__The problem__. Return the entries verbatim and drop every picture.

(Stored items from a collection)
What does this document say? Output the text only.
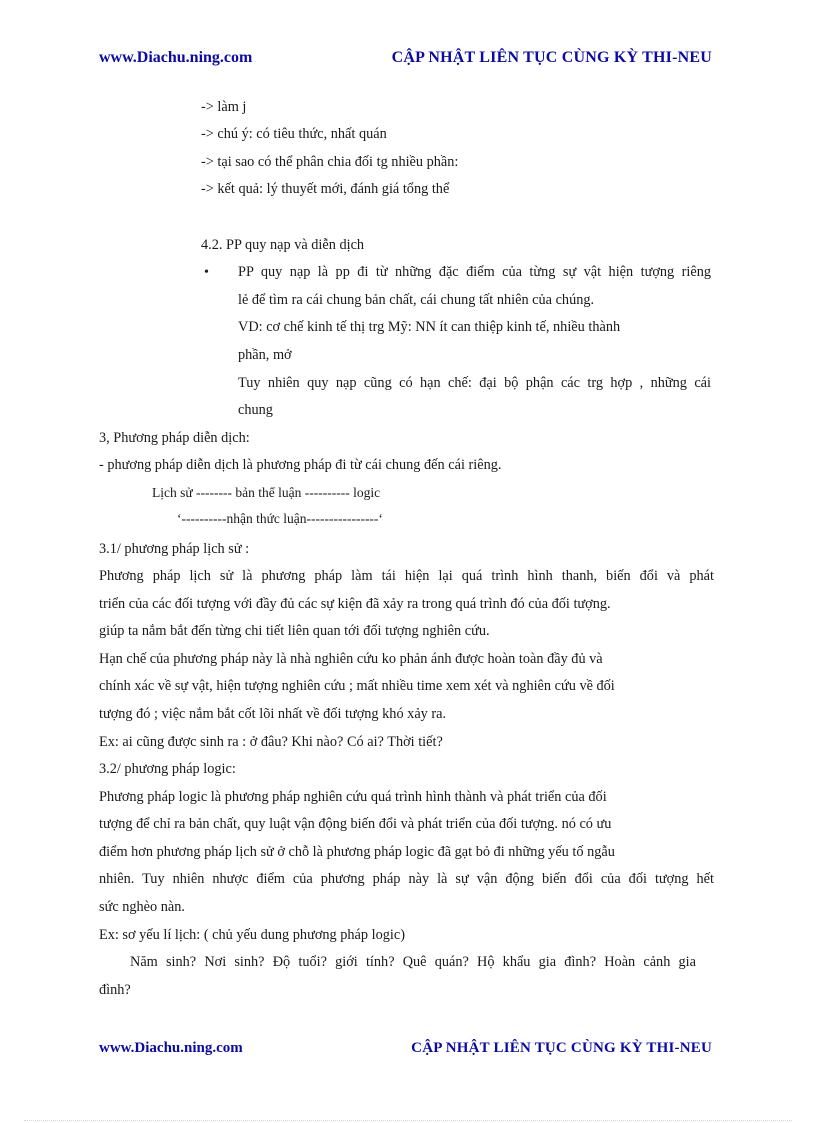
www.Diachu.ning.com	CẬP NHẬT LIÊN TỤC CÙNG KỲ THI-NEU
-> làm j
-> chú ý: có tiêu thức, nhất quán
-> tại sao có thể phân chia đối tg nhiều phần:
-> kết quả: lý thuyết mới, đánh giá tổng thể
4.2. PP quy nạp và diễn dịch
• PP quy nạp là pp đi từ những đặc điểm của từng sự vật hiện tượng riêng
lẻ để tìm ra cái chung bản chất, cái chung tất nhiên của chúng.
VD: cơ chế kinh tế thị trg Mỹ: NN ít can thiệp kinh tế, nhiều thành
phần, mở
Tuy nhiên quy nạp cũng có hạn chế: đại bộ phận các trg hợp , những cái
chung
3, Phương pháp diễn dịch:
- phương pháp diễn dịch là phương pháp đi từ cái chung đến cái riêng.
Lịch sử -------- bản thể luận ---------- logic
‘----------nhận thức luận----------------‘
3.1/ phương pháp lịch sử :
Phương pháp lịch sử là phương pháp làm tái hiện lại quá trình hình thanh, biến đổi và phát
triển của các đối tượng với đầy đủ các sự kiện đã xảy ra trong quá trình đó của đối tượng.
giúp ta nắm bắt đến từng chi tiết liên quan tới đối tượng nghiên cứu.
Hạn chế của phương pháp này là nhà nghiên cứu ko phản ánh được hoàn toàn đầy đủ và
chính xác về sự vật, hiện tượng nghiên cứu ; mất nhiều time xem xét và nghiên cứu về đối
tượng đó ; việc nắm bắt cốt lõi nhất về đối tượng khó xảy ra.
Ex: ai cũng được sinh ra : ở đâu? Khi nào? Có ai? Thời tiết?
3.2/ phương pháp logic:
Phương pháp logic là phương pháp nghiên cứu quá trình hình thành và phát triển của đối
tượng để chỉ ra bản chất, quy luật vận động biến đổi và phát triển của đối tượng. nó có ưu
điểm hơn phương pháp lịch sử ở chỗ là phương pháp logic đã gạt bỏ đi những yếu tố ngẫu
nhiên. Tuy nhiên nhược điểm của phương pháp này là sự vận động biến đổi của đối tượng hết
sức nghèo nàn.
Ex: sơ yếu lí lịch: ( chủ yếu dung phương pháp logic)
Năm sinh? Nơi sinh? Độ tuổi? giới tính? Quê quán? Hộ khẩu gia đình? Hoàn cảnh gia
đình?
www.Diachu.ning.com	CẬP NHẬT LIÊN TỤC CÙNG KỲ THI-NEU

__Correct output__.
What does this document say? Output the text only.
www.Diachu.ning.com	CẬP NHẬT LIÊN TỤC CÙNG KỲ THI-NEU
-> làm j
-> chú ý: có tiêu thức, nhất quán
-> tại sao có thể phân chia đối tg nhiều phần:
-> kết quả: lý thuyết mới, đánh giá tổng thể
4.2. PP quy nạp và diễn dịch
• PP quy nạp là pp đi từ những đặc điểm của từng sự vật hiện tượng riêng
lẻ để tìm ra cái chung bản chất, cái chung tất nhiên của chúng.
VD: cơ chế kinh tế thị trg Mỹ: NN ít can thiệp kinh tế, nhiều thành
phần, mở
Tuy nhiên quy nạp cũng có hạn chế: đại bộ phận các trg hợp , những cái
chung
3, Phương pháp diễn dịch:
- phương pháp diễn dịch là phương pháp đi từ cái chung đến cái riêng.
Lịch sử -------- bản thể luận ---------- logic
‘----------nhận thức luận----------------‘
3.1/ phương pháp lịch sử :
Phương pháp lịch sử là phương pháp làm tái hiện lại quá trình hình thanh, biến đổi và phát
triển của các đối tượng với đầy đủ các sự kiện đã xảy ra trong quá trình đó của đối tượng.
giúp ta nắm bắt đến từng chi tiết liên quan tới đối tượng nghiên cứu.
Hạn chế của phương pháp này là nhà nghiên cứu ko phản ánh được hoàn toàn đầy đủ và
chính xác về sự vật, hiện tượng nghiên cứu ; mất nhiều time xem xét và nghiên cứu về đối
tượng đó ; việc nắm bắt cốt lõi nhất về đối tượng khó xảy ra.
Ex: ai cũng được sinh ra : ở đâu? Khi nào? Có ai? Thời tiết?
3.2/ phương pháp logic:
Phương pháp logic là phương pháp nghiên cứu quá trình hình thành và phát triển của đối
tượng để chỉ ra bản chất, quy luật vận động biến đổi và phát triển của đối tượng. nó có ưu
điểm hơn phương pháp lịch sử ở chỗ là phương pháp logic đã gạt bỏ đi những yếu tố ngẫu
nhiên. Tuy nhiên nhược điểm của phương pháp này là sự vận động biến đổi của đối tượng hết
sức nghèo nàn.
Ex: sơ yếu lí lịch: ( chủ yếu dung phương pháp logic)
Năm sinh? Nơi sinh? Độ tuổi? giới tính? Quê quán? Hộ khẩu gia đình? Hoàn cảnh gia
đình?
www.Diachu.ning.com	CẬP NHẬT LIÊN TỤC CÙNG KỲ THI-NEU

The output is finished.